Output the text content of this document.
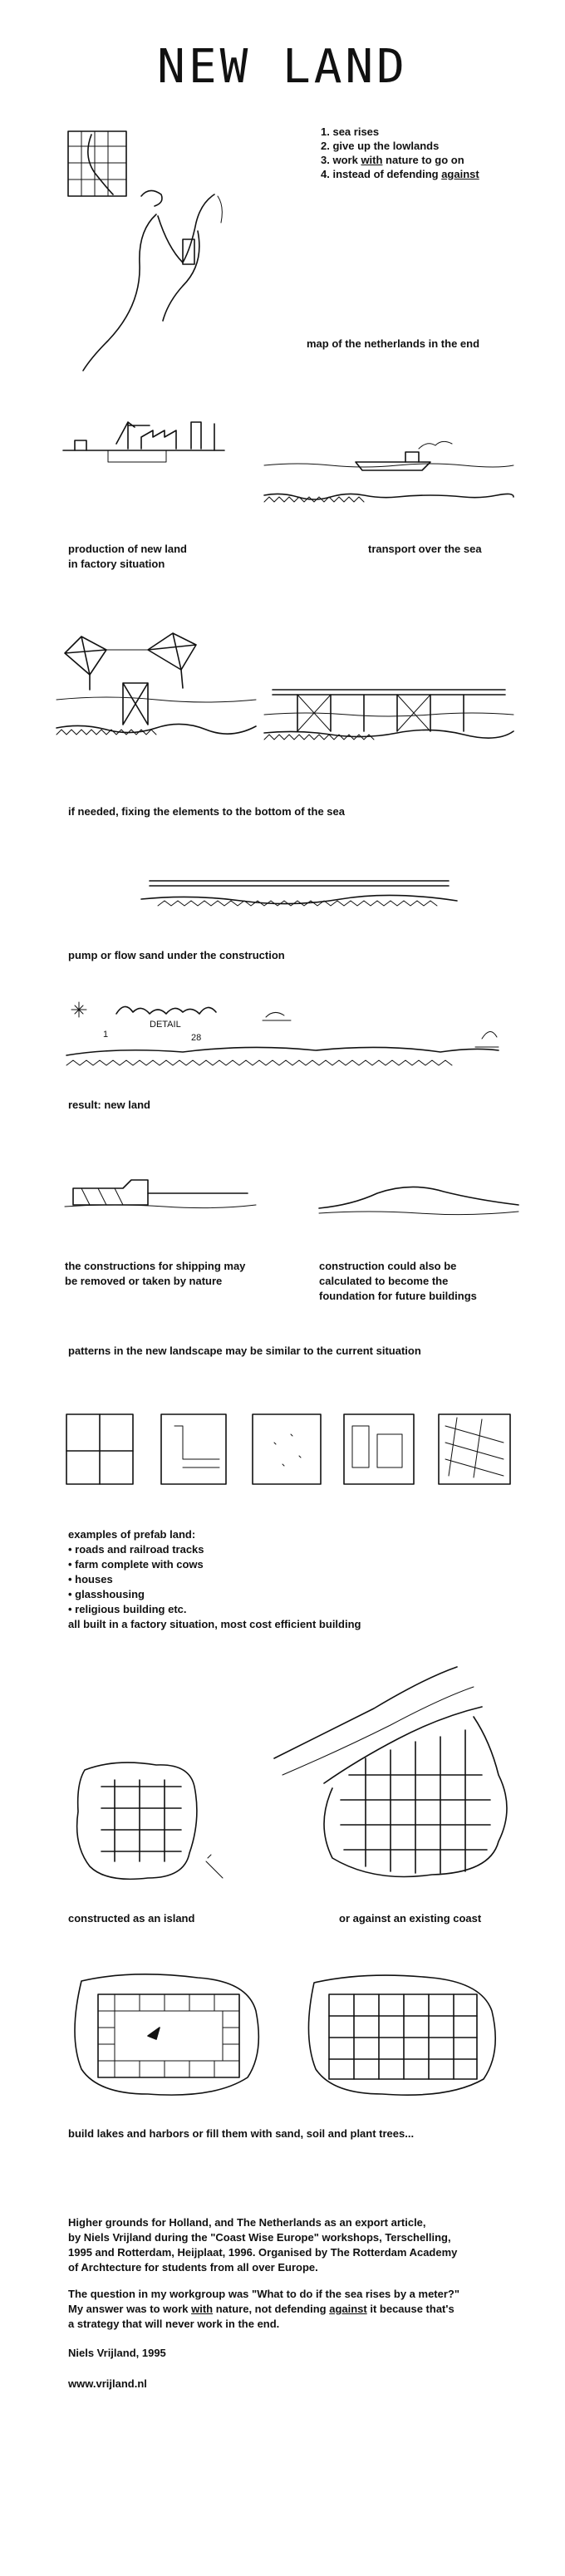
NEW LAND
1. sea rises
2. give up the lowlands
3. work with nature to go on
4. instead of defending against
map of the netherlands in the end
production of new land
in factory situation
transport over the sea
if needed, fixing the elements to the bottom of the sea
pump or flow sand under the construction
1
DETAIL
28
result: new land
the constructions for shipping may
be removed or taken by nature
construction could also be
calculated to become the
foundation for future buildings
patterns in the new landscape may be similar to the current situation
examples of prefab land:
• roads and railroad tracks
• farm complete with cows
• houses
• glasshousing
• religious building etc.
all built in a factory situation, most cost efficient building
constructed as an island	or against an existing coast
build lakes and harbors or fill them with sand, soil and plant trees...
Higher grounds for Holland, and The Netherlands as an export article,
by Niels Vrijland during the "Coast Wise Europe" workshops, Terschelling,
1995 and Rotterdam, Heijplaat, 1996. Organised by The Rotterdam Academy
of Archtecture for students from all over Europe.
The question in my workgroup was "What to do if the sea rises by a meter?"
My answer was to work with nature, not defending against it because that's
a strategy that will never work in the end.
Niels Vrijland, 1995
www.vrijland.nl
○ ○ ○ ○ ○
* _PROBLEM DETAILS_
Pull out all lines from the entries above that include the word "rises".

* _CORRECT RESULT_
1. sea rises
The question in my workgroup was "What to do if the sea rises by a meter?"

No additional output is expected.